• _Set exercise_
Go through the data and copy every line exactly, but not the images.
+ + + + +
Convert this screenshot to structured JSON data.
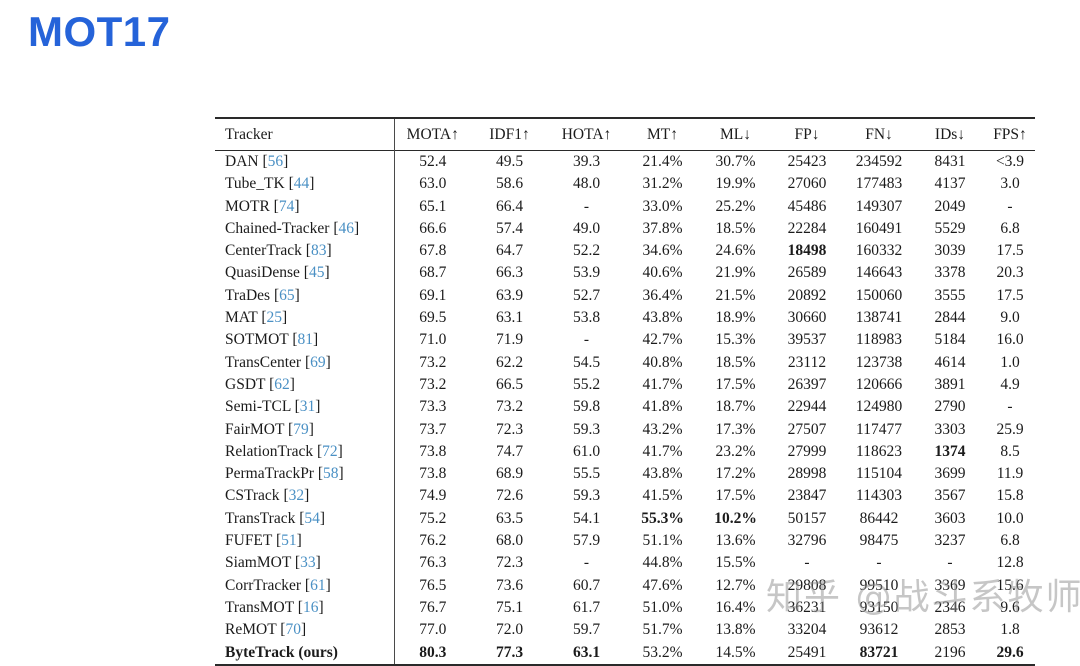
{
  "title": "MOT17",
  "watermark": "知乎 @战斗系牧师",
  "colors": {
    "title_blue": "#2563d9",
    "citation_blue": "#4a90c4",
    "text": "#1b1b1b",
    "rule": "#2a2a2a",
    "watermark_gray": "#8f8f8f"
  },
  "table": {
    "columns": [
      {
        "label": "Tracker",
        "key": "tracker"
      },
      {
        "label": "MOTA↑",
        "key": "mota"
      },
      {
        "label": "IDF1↑",
        "key": "idf1"
      },
      {
        "label": "HOTA↑",
        "key": "hota"
      },
      {
        "label": "MT↑",
        "key": "mt"
      },
      {
        "label": "ML↓",
        "key": "ml"
      },
      {
        "label": "FP↓",
        "key": "fp"
      },
      {
        "label": "FN↓",
        "key": "fn"
      },
      {
        "label": "IDs↓",
        "key": "ids"
      },
      {
        "label": "FPS↑",
        "key": "fps"
      }
    ],
    "rows": [
      {
        "tracker": "DAN",
        "cite": "56",
        "bold_name": false,
        "values": [
          "52.4",
          "49.5",
          "39.3",
          "21.4%",
          "30.7%",
          "25423",
          "234592",
          "8431",
          "<3.9"
        ],
        "bold": []
      },
      {
        "tracker": "Tube_TK",
        "cite": "44",
        "bold_name": false,
        "values": [
          "63.0",
          "58.6",
          "48.0",
          "31.2%",
          "19.9%",
          "27060",
          "177483",
          "4137",
          "3.0"
        ],
        "bold": []
      },
      {
        "tracker": "MOTR",
        "cite": "74",
        "bold_name": false,
        "values": [
          "65.1",
          "66.4",
          "-",
          "33.0%",
          "25.2%",
          "45486",
          "149307",
          "2049",
          "-"
        ],
        "bold": []
      },
      {
        "tracker": "Chained-Tracker",
        "cite": "46",
        "bold_name": false,
        "values": [
          "66.6",
          "57.4",
          "49.0",
          "37.8%",
          "18.5%",
          "22284",
          "160491",
          "5529",
          "6.8"
        ],
        "bold": []
      },
      {
        "tracker": "CenterTrack",
        "cite": "83",
        "bold_name": false,
        "values": [
          "67.8",
          "64.7",
          "52.2",
          "34.6%",
          "24.6%",
          "18498",
          "160332",
          "3039",
          "17.5"
        ],
        "bold": [
          5
        ]
      },
      {
        "tracker": "QuasiDense",
        "cite": "45",
        "bold_name": false,
        "values": [
          "68.7",
          "66.3",
          "53.9",
          "40.6%",
          "21.9%",
          "26589",
          "146643",
          "3378",
          "20.3"
        ],
        "bold": []
      },
      {
        "tracker": "TraDes",
        "cite": "65",
        "bold_name": false,
        "values": [
          "69.1",
          "63.9",
          "52.7",
          "36.4%",
          "21.5%",
          "20892",
          "150060",
          "3555",
          "17.5"
        ],
        "bold": []
      },
      {
        "tracker": "MAT",
        "cite": "25",
        "bold_name": false,
        "values": [
          "69.5",
          "63.1",
          "53.8",
          "43.8%",
          "18.9%",
          "30660",
          "138741",
          "2844",
          "9.0"
        ],
        "bold": []
      },
      {
        "tracker": "SOTMOT",
        "cite": "81",
        "bold_name": false,
        "values": [
          "71.0",
          "71.9",
          "-",
          "42.7%",
          "15.3%",
          "39537",
          "118983",
          "5184",
          "16.0"
        ],
        "bold": []
      },
      {
        "tracker": "TransCenter",
        "cite": "69",
        "bold_name": false,
        "values": [
          "73.2",
          "62.2",
          "54.5",
          "40.8%",
          "18.5%",
          "23112",
          "123738",
          "4614",
          "1.0"
        ],
        "bold": []
      },
      {
        "tracker": "GSDT",
        "cite": "62",
        "bold_name": false,
        "values": [
          "73.2",
          "66.5",
          "55.2",
          "41.7%",
          "17.5%",
          "26397",
          "120666",
          "3891",
          "4.9"
        ],
        "bold": []
      },
      {
        "tracker": "Semi-TCL",
        "cite": "31",
        "bold_name": false,
        "values": [
          "73.3",
          "73.2",
          "59.8",
          "41.8%",
          "18.7%",
          "22944",
          "124980",
          "2790",
          "-"
        ],
        "bold": []
      },
      {
        "tracker": "FairMOT",
        "cite": "79",
        "bold_name": false,
        "values": [
          "73.7",
          "72.3",
          "59.3",
          "43.2%",
          "17.3%",
          "27507",
          "117477",
          "3303",
          "25.9"
        ],
        "bold": []
      },
      {
        "tracker": "RelationTrack",
        "cite": "72",
        "bold_name": false,
        "values": [
          "73.8",
          "74.7",
          "61.0",
          "41.7%",
          "23.2%",
          "27999",
          "118623",
          "1374",
          "8.5"
        ],
        "bold": [
          7
        ]
      },
      {
        "tracker": "PermaTrackPr",
        "cite": "58",
        "bold_name": false,
        "values": [
          "73.8",
          "68.9",
          "55.5",
          "43.8%",
          "17.2%",
          "28998",
          "115104",
          "3699",
          "11.9"
        ],
        "bold": []
      },
      {
        "tracker": "CSTrack",
        "cite": "32",
        "bold_name": false,
        "values": [
          "74.9",
          "72.6",
          "59.3",
          "41.5%",
          "17.5%",
          "23847",
          "114303",
          "3567",
          "15.8"
        ],
        "bold": []
      },
      {
        "tracker": "TransTrack",
        "cite": "54",
        "bold_name": false,
        "values": [
          "75.2",
          "63.5",
          "54.1",
          "55.3%",
          "10.2%",
          "50157",
          "86442",
          "3603",
          "10.0"
        ],
        "bold": [
          3,
          4
        ]
      },
      {
        "tracker": "FUFET",
        "cite": "51",
        "bold_name": false,
        "values": [
          "76.2",
          "68.0",
          "57.9",
          "51.1%",
          "13.6%",
          "32796",
          "98475",
          "3237",
          "6.8"
        ],
        "bold": []
      },
      {
        "tracker": "SiamMOT",
        "cite": "33",
        "bold_name": false,
        "values": [
          "76.3",
          "72.3",
          "-",
          "44.8%",
          "15.5%",
          "-",
          "-",
          "-",
          "12.8"
        ],
        "bold": []
      },
      {
        "tracker": "CorrTracker",
        "cite": "61",
        "bold_name": false,
        "values": [
          "76.5",
          "73.6",
          "60.7",
          "47.6%",
          "12.7%",
          "29808",
          "99510",
          "3369",
          "15.6"
        ],
        "bold": []
      },
      {
        "tracker": "TransMOT",
        "cite": "16",
        "bold_name": false,
        "values": [
          "76.7",
          "75.1",
          "61.7",
          "51.0%",
          "16.4%",
          "36231",
          "93150",
          "2346",
          "9.6"
        ],
        "bold": []
      },
      {
        "tracker": "ReMOT",
        "cite": "70",
        "bold_name": false,
        "values": [
          "77.0",
          "72.0",
          "59.7",
          "51.7%",
          "13.8%",
          "33204",
          "93612",
          "2853",
          "1.8"
        ],
        "bold": []
      },
      {
        "tracker": "ByteTrack (ours)",
        "cite": "",
        "bold_name": true,
        "values": [
          "80.3",
          "77.3",
          "63.1",
          "53.2%",
          "14.5%",
          "25491",
          "83721",
          "2196",
          "29.6"
        ],
        "bold": [
          0,
          1,
          2,
          6,
          8
        ]
      }
    ]
  }
}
+ + + + +
• _Full response_
Convert this screenshot to structured JSON data.
{
  "title": "MOT17",
  "watermark": "知乎 @战斗系牧师",
  "colors": {
    "title_blue": "#2563d9",
    "citation_blue": "#4a90c4",
    "text": "#1b1b1b",
    "rule": "#2a2a2a",
    "watermark_gray": "#8f8f8f"
  },
  "table": {
    "columns": [
      {
        "label": "Tracker",
        "key": "tracker"
      },
      {
        "label": "MOTA↑",
        "key": "mota"
      },
      {
        "label": "IDF1↑",
        "key": "idf1"
      },
      {
        "label": "HOTA↑",
        "key": "hota"
      },
      {
        "label": "MT↑",
        "key": "mt"
      },
      {
        "label": "ML↓",
        "key": "ml"
      },
      {
        "label": "FP↓",
        "key": "fp"
      },
      {
        "label": "FN↓",
        "key": "fn"
      },
      {
        "label": "IDs↓",
        "key": "ids"
      },
      {
        "label": "FPS↑",
        "key": "fps"
      }
    ],
    "rows": [
      {
        "tracker": "DAN",
        "cite": "56",
        "bold_name": false,
        "values": [
          "52.4",
          "49.5",
          "39.3",
          "21.4%",
          "30.7%",
          "25423",
          "234592",
          "8431",
          "<3.9"
        ],
        "bold": []
      },
      {
        "tracker": "Tube_TK",
        "cite": "44",
        "bold_name": false,
        "values": [
          "63.0",
          "58.6",
          "48.0",
          "31.2%",
          "19.9%",
          "27060",
          "177483",
          "4137",
          "3.0"
        ],
        "bold": []
      },
      {
        "tracker": "MOTR",
        "cite": "74",
        "bold_name": false,
        "values": [
          "65.1",
          "66.4",
          "-",
          "33.0%",
          "25.2%",
          "45486",
          "149307",
          "2049",
          "-"
        ],
        "bold": []
      },
      {
        "tracker": "Chained-Tracker",
        "cite": "46",
        "bold_name": false,
        "values": [
          "66.6",
          "57.4",
          "49.0",
          "37.8%",
          "18.5%",
          "22284",
          "160491",
          "5529",
          "6.8"
        ],
        "bold": []
      },
      {
        "tracker": "CenterTrack",
        "cite": "83",
        "bold_name": false,
        "values": [
          "67.8",
          "64.7",
          "52.2",
          "34.6%",
          "24.6%",
          "18498",
          "160332",
          "3039",
          "17.5"
        ],
        "bold": [
          5
        ]
      },
      {
        "tracker": "QuasiDense",
        "cite": "45",
        "bold_name": false,
        "values": [
          "68.7",
          "66.3",
          "53.9",
          "40.6%",
          "21.9%",
          "26589",
          "146643",
          "3378",
          "20.3"
        ],
        "bold": []
      },
      {
        "tracker": "TraDes",
        "cite": "65",
        "bold_name": false,
        "values": [
          "69.1",
          "63.9",
          "52.7",
          "36.4%",
          "21.5%",
          "20892",
          "150060",
          "3555",
          "17.5"
        ],
        "bold": []
      },
      {
        "tracker": "MAT",
        "cite": "25",
        "bold_name": false,
        "values": [
          "69.5",
          "63.1",
          "53.8",
          "43.8%",
          "18.9%",
          "30660",
          "138741",
          "2844",
          "9.0"
        ],
        "bold": []
      },
      {
        "tracker": "SOTMOT",
        "cite": "81",
        "bold_name": false,
        "values": [
          "71.0",
          "71.9",
          "-",
          "42.7%",
          "15.3%",
          "39537",
          "118983",
          "5184",
          "16.0"
        ],
        "bold": []
      },
      {
        "tracker": "TransCenter",
        "cite": "69",
        "bold_name": false,
        "values": [
          "73.2",
          "62.2",
          "54.5",
          "40.8%",
          "18.5%",
          "23112",
          "123738",
          "4614",
          "1.0"
        ],
        "bold": []
      },
      {
        "tracker": "GSDT",
        "cite": "62",
        "bold_name": false,
        "values": [
          "73.2",
          "66.5",
          "55.2",
          "41.7%",
          "17.5%",
          "26397",
          "120666",
          "3891",
          "4.9"
        ],
        "bold": []
      },
      {
        "tracker": "Semi-TCL",
        "cite": "31",
        "bold_name": false,
        "values": [
          "73.3",
          "73.2",
          "59.8",
          "41.8%",
          "18.7%",
          "22944",
          "124980",
          "2790",
          "-"
        ],
        "bold": []
      },
      {
        "tracker": "FairMOT",
        "cite": "79",
        "bold_name": false,
        "values": [
          "73.7",
          "72.3",
          "59.3",
          "43.2%",
          "17.3%",
          "27507",
          "117477",
          "3303",
          "25.9"
        ],
        "bold": []
      },
      {
        "tracker": "RelationTrack",
        "cite": "72",
        "bold_name": false,
        "values": [
          "73.8",
          "74.7",
          "61.0",
          "41.7%",
          "23.2%",
          "27999",
          "118623",
          "1374",
          "8.5"
        ],
        "bold": [
          7
        ]
      },
      {
        "tracker": "PermaTrackPr",
        "cite": "58",
        "bold_name": false,
        "values": [
          "73.8",
          "68.9",
          "55.5",
          "43.8%",
          "17.2%",
          "28998",
          "115104",
          "3699",
          "11.9"
        ],
        "bold": []
      },
      {
        "tracker": "CSTrack",
        "cite": "32",
        "bold_name": false,
        "values": [
          "74.9",
          "72.6",
          "59.3",
          "41.5%",
          "17.5%",
          "23847",
          "114303",
          "3567",
          "15.8"
        ],
        "bold": []
      },
      {
        "tracker": "TransTrack",
        "cite": "54",
        "bold_name": false,
        "values": [
          "75.2",
          "63.5",
          "54.1",
          "55.3%",
          "10.2%",
          "50157",
          "86442",
          "3603",
          "10.0"
        ],
        "bold": [
          3,
          4
        ]
      },
      {
        "tracker": "FUFET",
        "cite": "51",
        "bold_name": false,
        "values": [
          "76.2",
          "68.0",
          "57.9",
          "51.1%",
          "13.6%",
          "32796",
          "98475",
          "3237",
          "6.8"
        ],
        "bold": []
      },
      {
        "tracker": "SiamMOT",
        "cite": "33",
        "bold_name": false,
        "values": [
          "76.3",
          "72.3",
          "-",
          "44.8%",
          "15.5%",
          "-",
          "-",
          "-",
          "12.8"
        ],
        "bold": []
      },
      {
        "tracker": "CorrTracker",
        "cite": "61",
        "bold_name": false,
        "values": [
          "76.5",
          "73.6",
          "60.7",
          "47.6%",
          "12.7%",
          "29808",
          "99510",
          "3369",
          "15.6"
        ],
        "bold": []
      },
      {
        "tracker": "TransMOT",
        "cite": "16",
        "bold_name": false,
        "values": [
          "76.7",
          "75.1",
          "61.7",
          "51.0%",
          "16.4%",
          "36231",
          "93150",
          "2346",
          "9.6"
        ],
        "bold": []
      },
      {
        "tracker": "ReMOT",
        "cite": "70",
        "bold_name": false,
        "values": [
          "77.0",
          "72.0",
          "59.7",
          "51.7%",
          "13.8%",
          "33204",
          "93612",
          "2853",
          "1.8"
        ],
        "bold": []
      },
      {
        "tracker": "ByteTrack (ours)",
        "cite": "",
        "bold_name": true,
        "values": [
          "80.3",
          "77.3",
          "63.1",
          "53.2%",
          "14.5%",
          "25491",
          "83721",
          "2196",
          "29.6"
        ],
        "bold": [
          0,
          1,
          2,
          6,
          8
        ]
      }
    ]
  }
}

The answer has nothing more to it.